** Exercise instructions **
Search the material and gather each line with "Wide" in it.

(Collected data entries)

------------

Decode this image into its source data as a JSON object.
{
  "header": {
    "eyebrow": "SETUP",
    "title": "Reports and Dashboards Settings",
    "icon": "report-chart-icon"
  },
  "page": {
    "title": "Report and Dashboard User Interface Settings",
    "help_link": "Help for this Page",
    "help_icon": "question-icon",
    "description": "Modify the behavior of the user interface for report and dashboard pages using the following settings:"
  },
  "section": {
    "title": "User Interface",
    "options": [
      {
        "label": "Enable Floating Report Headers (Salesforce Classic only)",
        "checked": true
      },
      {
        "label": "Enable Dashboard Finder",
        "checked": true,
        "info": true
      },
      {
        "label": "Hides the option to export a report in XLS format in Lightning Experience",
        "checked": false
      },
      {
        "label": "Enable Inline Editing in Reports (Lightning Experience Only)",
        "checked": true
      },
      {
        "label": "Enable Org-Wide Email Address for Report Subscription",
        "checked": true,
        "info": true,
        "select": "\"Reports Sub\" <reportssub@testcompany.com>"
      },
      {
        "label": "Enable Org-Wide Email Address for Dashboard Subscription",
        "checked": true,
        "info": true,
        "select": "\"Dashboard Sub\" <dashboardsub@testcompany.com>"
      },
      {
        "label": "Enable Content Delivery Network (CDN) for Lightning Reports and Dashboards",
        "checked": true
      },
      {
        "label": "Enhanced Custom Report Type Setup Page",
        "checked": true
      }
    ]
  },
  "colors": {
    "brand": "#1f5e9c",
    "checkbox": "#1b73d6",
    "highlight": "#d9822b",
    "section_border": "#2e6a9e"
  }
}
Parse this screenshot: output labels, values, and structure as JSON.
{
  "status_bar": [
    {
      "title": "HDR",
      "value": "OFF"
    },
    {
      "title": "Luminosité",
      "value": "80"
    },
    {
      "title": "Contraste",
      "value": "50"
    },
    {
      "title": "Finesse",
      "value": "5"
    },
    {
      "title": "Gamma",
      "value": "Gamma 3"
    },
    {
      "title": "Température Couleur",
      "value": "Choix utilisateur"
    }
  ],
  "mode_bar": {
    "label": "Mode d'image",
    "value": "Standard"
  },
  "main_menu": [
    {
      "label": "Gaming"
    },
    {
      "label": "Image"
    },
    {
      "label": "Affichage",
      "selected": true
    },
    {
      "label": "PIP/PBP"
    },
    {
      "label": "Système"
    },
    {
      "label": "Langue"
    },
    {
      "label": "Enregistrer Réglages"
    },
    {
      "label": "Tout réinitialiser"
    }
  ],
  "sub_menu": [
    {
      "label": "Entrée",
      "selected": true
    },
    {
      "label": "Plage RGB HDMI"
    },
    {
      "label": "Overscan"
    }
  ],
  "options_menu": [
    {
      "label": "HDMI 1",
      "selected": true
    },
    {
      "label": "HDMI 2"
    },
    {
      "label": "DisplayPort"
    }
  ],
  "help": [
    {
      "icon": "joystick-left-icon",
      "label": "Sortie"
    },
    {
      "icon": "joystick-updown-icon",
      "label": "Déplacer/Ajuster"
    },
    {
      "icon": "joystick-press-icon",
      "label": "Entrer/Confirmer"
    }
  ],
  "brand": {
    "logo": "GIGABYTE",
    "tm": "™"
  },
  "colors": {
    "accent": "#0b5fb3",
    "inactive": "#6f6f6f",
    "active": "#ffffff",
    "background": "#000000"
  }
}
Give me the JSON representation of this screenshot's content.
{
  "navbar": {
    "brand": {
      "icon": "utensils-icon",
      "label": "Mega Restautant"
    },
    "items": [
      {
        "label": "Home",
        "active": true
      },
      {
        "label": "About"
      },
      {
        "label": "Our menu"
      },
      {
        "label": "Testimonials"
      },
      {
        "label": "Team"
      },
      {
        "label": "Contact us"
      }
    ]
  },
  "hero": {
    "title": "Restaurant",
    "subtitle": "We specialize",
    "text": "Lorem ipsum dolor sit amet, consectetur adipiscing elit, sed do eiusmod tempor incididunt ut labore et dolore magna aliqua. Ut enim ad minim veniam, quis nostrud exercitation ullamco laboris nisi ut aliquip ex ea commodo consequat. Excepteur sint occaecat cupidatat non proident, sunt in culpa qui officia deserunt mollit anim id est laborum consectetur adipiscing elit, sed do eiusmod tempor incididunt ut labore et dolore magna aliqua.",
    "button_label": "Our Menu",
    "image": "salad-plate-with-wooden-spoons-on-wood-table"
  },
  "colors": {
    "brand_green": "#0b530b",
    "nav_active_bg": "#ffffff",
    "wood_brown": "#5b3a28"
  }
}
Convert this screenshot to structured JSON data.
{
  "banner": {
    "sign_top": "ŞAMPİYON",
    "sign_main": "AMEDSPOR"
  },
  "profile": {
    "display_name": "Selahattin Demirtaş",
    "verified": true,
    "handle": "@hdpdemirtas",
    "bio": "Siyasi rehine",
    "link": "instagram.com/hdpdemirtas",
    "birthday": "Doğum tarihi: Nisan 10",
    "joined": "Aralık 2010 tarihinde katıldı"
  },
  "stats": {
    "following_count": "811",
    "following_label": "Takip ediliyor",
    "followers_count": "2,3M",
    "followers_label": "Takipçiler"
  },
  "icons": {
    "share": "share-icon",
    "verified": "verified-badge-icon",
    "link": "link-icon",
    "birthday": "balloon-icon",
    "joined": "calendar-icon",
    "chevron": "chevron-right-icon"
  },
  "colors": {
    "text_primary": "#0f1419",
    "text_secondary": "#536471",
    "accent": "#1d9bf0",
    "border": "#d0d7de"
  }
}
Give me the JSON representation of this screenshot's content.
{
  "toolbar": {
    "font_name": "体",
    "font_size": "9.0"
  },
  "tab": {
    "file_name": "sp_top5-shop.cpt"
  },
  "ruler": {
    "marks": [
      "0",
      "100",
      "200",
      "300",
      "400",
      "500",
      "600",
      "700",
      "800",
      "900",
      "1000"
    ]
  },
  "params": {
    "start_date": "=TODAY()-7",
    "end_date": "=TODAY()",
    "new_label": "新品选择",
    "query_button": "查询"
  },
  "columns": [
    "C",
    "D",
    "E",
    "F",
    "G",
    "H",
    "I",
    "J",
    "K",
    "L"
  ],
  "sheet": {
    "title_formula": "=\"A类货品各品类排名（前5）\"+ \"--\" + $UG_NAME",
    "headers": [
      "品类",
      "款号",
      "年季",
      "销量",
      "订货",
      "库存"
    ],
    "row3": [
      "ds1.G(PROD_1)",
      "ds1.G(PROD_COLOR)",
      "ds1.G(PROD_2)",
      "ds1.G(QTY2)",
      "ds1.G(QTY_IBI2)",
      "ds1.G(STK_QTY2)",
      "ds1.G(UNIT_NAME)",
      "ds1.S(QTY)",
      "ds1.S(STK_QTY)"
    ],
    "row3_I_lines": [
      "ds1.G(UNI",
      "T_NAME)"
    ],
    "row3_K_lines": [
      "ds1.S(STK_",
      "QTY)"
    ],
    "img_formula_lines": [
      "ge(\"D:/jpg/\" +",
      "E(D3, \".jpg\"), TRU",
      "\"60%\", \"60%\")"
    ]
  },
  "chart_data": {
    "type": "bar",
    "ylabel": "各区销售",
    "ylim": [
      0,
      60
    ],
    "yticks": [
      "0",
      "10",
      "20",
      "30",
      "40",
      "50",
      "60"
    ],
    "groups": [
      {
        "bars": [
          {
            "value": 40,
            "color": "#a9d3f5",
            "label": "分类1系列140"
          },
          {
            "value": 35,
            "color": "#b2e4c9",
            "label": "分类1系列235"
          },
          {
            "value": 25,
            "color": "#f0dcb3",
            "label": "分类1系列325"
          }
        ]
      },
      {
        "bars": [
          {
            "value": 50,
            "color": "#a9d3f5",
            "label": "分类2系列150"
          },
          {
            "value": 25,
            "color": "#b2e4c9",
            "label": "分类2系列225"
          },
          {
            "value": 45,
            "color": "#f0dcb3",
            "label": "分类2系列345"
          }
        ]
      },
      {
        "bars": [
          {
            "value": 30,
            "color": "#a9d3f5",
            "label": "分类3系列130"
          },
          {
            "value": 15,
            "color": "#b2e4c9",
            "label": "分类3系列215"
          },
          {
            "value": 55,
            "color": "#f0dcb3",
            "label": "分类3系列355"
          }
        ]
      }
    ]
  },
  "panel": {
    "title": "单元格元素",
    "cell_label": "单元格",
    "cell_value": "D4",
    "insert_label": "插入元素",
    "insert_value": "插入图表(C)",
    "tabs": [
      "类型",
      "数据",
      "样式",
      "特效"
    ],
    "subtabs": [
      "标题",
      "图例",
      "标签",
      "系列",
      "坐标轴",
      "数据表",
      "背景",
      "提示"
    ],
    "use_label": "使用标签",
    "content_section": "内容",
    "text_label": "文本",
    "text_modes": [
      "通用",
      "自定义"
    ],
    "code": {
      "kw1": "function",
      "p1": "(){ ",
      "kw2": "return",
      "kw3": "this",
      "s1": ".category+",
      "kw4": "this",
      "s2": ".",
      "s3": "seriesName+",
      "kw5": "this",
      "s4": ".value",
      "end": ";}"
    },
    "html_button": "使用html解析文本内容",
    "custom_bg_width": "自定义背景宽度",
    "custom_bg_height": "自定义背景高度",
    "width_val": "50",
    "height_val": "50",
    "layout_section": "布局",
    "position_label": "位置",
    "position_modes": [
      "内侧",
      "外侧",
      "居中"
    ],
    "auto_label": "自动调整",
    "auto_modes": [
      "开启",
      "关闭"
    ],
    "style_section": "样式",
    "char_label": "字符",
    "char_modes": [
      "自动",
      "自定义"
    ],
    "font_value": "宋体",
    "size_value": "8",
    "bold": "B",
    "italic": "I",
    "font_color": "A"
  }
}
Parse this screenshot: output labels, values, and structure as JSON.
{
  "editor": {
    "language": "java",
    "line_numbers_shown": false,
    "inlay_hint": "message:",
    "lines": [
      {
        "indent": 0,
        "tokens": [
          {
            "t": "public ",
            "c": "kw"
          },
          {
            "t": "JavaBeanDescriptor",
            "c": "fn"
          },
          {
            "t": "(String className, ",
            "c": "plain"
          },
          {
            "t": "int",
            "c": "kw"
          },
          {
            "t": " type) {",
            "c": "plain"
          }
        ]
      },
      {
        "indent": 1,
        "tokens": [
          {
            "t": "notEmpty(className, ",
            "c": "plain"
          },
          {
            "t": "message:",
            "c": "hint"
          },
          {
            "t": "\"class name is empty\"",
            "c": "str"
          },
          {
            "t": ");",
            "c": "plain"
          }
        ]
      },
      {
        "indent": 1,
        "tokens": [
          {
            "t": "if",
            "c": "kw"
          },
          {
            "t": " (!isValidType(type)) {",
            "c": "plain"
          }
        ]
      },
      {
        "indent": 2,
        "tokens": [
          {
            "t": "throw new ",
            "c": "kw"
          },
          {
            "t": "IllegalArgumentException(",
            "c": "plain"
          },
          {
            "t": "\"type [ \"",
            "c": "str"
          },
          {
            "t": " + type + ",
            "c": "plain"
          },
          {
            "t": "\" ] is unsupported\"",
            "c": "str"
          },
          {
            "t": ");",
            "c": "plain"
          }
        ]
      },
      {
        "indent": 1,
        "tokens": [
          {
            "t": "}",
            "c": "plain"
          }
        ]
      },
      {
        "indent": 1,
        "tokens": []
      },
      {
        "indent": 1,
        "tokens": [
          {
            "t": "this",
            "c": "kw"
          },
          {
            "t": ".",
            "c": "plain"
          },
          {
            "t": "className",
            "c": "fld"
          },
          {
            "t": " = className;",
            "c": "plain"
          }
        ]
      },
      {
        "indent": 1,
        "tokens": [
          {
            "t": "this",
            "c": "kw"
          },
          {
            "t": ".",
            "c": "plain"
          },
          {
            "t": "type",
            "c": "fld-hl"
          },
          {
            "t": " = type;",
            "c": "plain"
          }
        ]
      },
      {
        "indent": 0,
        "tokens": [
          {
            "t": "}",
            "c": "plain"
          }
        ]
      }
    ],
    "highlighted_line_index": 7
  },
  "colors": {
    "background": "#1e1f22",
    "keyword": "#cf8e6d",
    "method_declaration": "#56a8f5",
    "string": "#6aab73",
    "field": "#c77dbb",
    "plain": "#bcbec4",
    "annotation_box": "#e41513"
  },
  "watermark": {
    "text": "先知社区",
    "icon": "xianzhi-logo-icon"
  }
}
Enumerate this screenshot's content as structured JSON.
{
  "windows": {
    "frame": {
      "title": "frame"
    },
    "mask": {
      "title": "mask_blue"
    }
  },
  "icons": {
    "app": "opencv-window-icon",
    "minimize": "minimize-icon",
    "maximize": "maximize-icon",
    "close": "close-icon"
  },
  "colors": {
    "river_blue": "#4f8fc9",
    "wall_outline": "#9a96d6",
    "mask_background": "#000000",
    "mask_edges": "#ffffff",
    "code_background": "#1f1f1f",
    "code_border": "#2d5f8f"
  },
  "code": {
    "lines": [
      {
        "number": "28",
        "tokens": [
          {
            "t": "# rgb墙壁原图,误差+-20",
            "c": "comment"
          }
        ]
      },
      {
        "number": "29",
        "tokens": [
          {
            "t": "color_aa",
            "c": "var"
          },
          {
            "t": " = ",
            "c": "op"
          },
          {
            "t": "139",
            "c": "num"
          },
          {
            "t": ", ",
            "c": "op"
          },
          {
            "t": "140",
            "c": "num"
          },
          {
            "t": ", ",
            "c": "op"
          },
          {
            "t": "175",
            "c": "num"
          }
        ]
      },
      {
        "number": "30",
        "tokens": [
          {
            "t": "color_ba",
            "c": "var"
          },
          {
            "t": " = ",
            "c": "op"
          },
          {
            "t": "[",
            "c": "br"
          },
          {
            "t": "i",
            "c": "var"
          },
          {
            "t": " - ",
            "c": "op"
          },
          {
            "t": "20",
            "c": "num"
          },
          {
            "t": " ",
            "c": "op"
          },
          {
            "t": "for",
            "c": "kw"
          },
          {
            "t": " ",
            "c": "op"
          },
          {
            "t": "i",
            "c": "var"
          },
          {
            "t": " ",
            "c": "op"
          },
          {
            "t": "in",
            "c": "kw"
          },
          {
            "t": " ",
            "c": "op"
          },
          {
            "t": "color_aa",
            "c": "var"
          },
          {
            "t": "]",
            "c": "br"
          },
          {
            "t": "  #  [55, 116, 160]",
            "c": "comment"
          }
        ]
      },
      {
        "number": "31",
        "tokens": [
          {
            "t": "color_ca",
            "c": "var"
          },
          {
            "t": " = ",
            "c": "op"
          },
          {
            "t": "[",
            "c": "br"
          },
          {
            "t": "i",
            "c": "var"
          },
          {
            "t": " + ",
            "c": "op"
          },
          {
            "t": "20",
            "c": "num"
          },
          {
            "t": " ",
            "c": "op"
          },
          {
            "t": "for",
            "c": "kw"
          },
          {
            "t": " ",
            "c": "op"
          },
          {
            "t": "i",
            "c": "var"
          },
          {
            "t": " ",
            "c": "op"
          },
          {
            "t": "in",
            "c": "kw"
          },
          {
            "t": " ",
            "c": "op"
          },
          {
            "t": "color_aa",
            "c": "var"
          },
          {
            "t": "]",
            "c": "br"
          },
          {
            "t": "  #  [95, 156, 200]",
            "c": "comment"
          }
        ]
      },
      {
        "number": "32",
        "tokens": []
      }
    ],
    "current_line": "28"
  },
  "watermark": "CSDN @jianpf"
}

------------

** Solution for this problem **
        "label": "Enable Org-Wide Email Address for Report Subscription",
        "label": "Enable Org-Wide Email Address for Dashboard Subscription",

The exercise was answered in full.